== PROBLEM TO WORK ON ==
Each entry has to be copied exactly, with nothing missed.

··· INFORMATION SUPPLIED ···

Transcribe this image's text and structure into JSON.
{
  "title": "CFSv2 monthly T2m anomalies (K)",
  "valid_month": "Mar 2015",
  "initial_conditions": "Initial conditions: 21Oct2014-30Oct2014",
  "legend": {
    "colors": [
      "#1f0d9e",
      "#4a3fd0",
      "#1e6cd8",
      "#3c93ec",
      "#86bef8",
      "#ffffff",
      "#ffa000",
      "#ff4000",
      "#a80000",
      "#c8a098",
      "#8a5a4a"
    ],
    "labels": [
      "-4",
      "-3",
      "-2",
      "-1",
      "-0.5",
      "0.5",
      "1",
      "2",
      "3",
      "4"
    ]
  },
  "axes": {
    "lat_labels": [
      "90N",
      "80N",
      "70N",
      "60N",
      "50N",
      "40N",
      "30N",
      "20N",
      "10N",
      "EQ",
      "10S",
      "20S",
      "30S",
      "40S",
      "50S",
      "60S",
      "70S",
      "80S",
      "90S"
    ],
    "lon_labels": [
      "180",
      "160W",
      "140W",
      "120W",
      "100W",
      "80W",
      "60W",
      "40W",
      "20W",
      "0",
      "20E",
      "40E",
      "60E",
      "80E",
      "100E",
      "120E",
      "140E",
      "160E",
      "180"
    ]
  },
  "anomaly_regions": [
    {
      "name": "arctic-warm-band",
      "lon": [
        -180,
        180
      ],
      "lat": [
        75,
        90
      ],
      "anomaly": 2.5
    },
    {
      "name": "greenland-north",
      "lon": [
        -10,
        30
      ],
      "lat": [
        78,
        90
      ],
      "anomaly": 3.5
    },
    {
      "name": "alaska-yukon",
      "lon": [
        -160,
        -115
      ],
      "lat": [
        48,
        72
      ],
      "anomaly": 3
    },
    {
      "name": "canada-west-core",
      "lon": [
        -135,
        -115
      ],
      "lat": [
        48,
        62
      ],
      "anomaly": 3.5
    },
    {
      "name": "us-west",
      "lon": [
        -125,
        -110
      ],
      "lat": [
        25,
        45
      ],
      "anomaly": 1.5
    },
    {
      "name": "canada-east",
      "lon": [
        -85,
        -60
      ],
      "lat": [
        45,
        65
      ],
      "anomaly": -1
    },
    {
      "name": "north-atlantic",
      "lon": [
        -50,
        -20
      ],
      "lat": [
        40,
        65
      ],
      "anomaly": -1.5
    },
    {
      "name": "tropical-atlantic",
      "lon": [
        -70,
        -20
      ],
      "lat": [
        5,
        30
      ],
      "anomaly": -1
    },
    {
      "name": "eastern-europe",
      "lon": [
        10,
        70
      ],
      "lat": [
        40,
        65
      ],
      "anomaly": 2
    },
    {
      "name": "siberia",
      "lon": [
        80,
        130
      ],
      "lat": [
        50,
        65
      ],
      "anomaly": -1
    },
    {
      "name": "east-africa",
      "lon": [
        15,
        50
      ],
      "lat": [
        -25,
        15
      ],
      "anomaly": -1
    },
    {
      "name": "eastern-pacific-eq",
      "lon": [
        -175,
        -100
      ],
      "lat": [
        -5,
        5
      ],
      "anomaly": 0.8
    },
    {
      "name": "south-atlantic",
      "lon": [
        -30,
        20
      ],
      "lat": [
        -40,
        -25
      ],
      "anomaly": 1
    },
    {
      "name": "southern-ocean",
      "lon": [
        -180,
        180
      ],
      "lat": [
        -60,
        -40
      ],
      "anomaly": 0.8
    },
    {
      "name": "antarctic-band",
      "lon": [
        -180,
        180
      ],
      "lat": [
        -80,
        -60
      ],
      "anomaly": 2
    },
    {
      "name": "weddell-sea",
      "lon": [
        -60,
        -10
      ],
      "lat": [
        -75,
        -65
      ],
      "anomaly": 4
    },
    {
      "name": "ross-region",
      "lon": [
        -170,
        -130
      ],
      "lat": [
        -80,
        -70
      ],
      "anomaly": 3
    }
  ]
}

···

== EXPECTED ANSWER ==
Transcribe this image's text and structure into JSON.
{
  "title": "CFSv2 monthly T2m anomalies (K)",
  "valid_month": "Mar 2015",
  "initial_conditions": "Initial conditions: 21Oct2014-30Oct2014",
  "legend": {
    "colors": [
      "#1f0d9e",
      "#4a3fd0",
      "#1e6cd8",
      "#3c93ec",
      "#86bef8",
      "#ffffff",
      "#ffa000",
      "#ff4000",
      "#a80000",
      "#c8a098",
      "#8a5a4a"
    ],
    "labels": [
      "-4",
      "-3",
      "-2",
      "-1",
      "-0.5",
      "0.5",
      "1",
      "2",
      "3",
      "4"
    ]
  },
  "axes": {
    "lat_labels": [
      "90N",
      "80N",
      "70N",
      "60N",
      "50N",
      "40N",
      "30N",
      "20N",
      "10N",
      "EQ",
      "10S",
      "20S",
      "30S",
      "40S",
      "50S",
      "60S",
      "70S",
      "80S",
      "90S"
    ],
    "lon_labels": [
      "180",
      "160W",
      "140W",
      "120W",
      "100W",
      "80W",
      "60W",
      "40W",
      "20W",
      "0",
      "20E",
      "40E",
      "60E",
      "80E",
      "100E",
      "120E",
      "140E",
      "160E",
      "180"
    ]
  },
  "anomaly_regions": [
    {
      "name": "arctic-warm-band",
      "lon": [
        -180,
        180
      ],
      "lat": [
        75,
        90
      ],
      "anomaly": 2.5
    },
    {
      "name": "greenland-north",
      "lon": [
        -10,
        30
      ],
      "lat": [
        78,
        90
      ],
      "anomaly": 3.5
    },
    {
      "name": "alaska-yukon",
      "lon": [
        -160,
        -115
      ],
      "lat": [
        48,
        72
      ],
      "anomaly": 3
    },
    {
      "name": "canada-west-core",
      "lon": [
        -135,
        -115
      ],
      "lat": [
        48,
        62
      ],
      "anomaly": 3.5
    },
    {
      "name": "us-west",
      "lon": [
        -125,
        -110
      ],
      "lat": [
        25,
        45
      ],
      "anomaly": 1.5
    },
    {
      "name": "canada-east",
      "lon": [
        -85,
        -60
      ],
      "lat": [
        45,
        65
      ],
      "anomaly": -1
    },
    {
      "name": "north-atlantic",
      "lon": [
        -50,
        -20
      ],
      "lat": [
        40,
        65
      ],
      "anomaly": -1.5
    },
    {
      "name": "tropical-atlantic",
      "lon": [
        -70,
        -20
      ],
      "lat": [
        5,
        30
      ],
      "anomaly": -1
    },
    {
      "name": "eastern-europe",
      "lon": [
        10,
        70
      ],
      "lat": [
        40,
        65
      ],
      "anomaly": 2
    },
    {
      "name": "siberia",
      "lon": [
        80,
        130
      ],
      "lat": [
        50,
        65
      ],
      "anomaly": -1
    },
    {
      "name": "east-africa",
      "lon": [
        15,
        50
      ],
      "lat": [
        -25,
        15
      ],
      "anomaly": -1
    },
    {
      "name": "eastern-pacific-eq",
      "lon": [
        -175,
        -100
      ],
      "lat": [
        -5,
        5
      ],
      "anomaly": 0.8
    },
    {
      "name": "south-atlantic",
      "lon": [
        -30,
        20
      ],
      "lat": [
        -40,
        -25
      ],
      "anomaly": 1
    },
    {
      "name": "southern-ocean",
      "lon": [
        -180,
        180
      ],
      "lat": [
        -60,
        -40
      ],
      "anomaly": 0.8
    },
    {
      "name": "antarctic-band",
      "lon": [
        -180,
        180
      ],
      "lat": [
        -80,
        -60
      ],
      "anomaly": 2
    },
    {
      "name": "weddell-sea",
      "lon": [
        -60,
        -10
      ],
      "lat": [
        -75,
        -65
      ],
      "anomaly": 4
    },
    {
      "name": "ross-region",
      "lon": [
        -170,
        -130
      ],
      "lat": [
        -80,
        -70
      ],
      "anomaly": 3
    }
  ]
}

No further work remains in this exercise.